◆ Your goal:
Gather every line in the records below that contains the word "Внедрение".

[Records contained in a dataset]
= = = = =

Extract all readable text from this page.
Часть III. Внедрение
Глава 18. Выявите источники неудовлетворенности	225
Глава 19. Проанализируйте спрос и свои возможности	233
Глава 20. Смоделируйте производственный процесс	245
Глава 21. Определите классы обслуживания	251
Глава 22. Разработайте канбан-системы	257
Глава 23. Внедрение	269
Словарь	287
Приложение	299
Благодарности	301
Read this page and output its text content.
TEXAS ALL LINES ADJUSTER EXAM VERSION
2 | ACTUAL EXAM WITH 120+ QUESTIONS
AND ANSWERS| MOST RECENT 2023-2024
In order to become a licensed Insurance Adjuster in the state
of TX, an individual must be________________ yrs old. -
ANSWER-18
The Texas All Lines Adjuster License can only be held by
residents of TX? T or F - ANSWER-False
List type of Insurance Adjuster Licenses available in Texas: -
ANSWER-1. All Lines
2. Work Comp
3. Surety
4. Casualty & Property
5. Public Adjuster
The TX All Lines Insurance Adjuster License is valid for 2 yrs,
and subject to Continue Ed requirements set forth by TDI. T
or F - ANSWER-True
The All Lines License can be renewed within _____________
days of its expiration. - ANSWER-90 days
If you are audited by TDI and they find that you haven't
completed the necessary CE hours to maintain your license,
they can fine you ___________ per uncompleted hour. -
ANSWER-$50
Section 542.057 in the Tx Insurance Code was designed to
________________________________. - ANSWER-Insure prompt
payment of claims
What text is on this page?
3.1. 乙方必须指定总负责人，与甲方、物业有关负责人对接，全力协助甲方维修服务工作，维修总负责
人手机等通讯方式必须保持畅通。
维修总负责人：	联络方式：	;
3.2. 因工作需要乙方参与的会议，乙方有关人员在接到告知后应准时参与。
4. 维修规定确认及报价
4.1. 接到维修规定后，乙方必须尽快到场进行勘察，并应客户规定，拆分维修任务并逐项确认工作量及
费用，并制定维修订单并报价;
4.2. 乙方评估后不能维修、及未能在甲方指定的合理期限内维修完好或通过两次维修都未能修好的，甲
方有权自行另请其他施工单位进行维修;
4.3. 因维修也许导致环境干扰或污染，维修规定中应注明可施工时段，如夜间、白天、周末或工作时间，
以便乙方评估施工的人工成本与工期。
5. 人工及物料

= = = = =

◆ Answer for the task:
Часть III. Внедрение
Глава 23. Внедрение	269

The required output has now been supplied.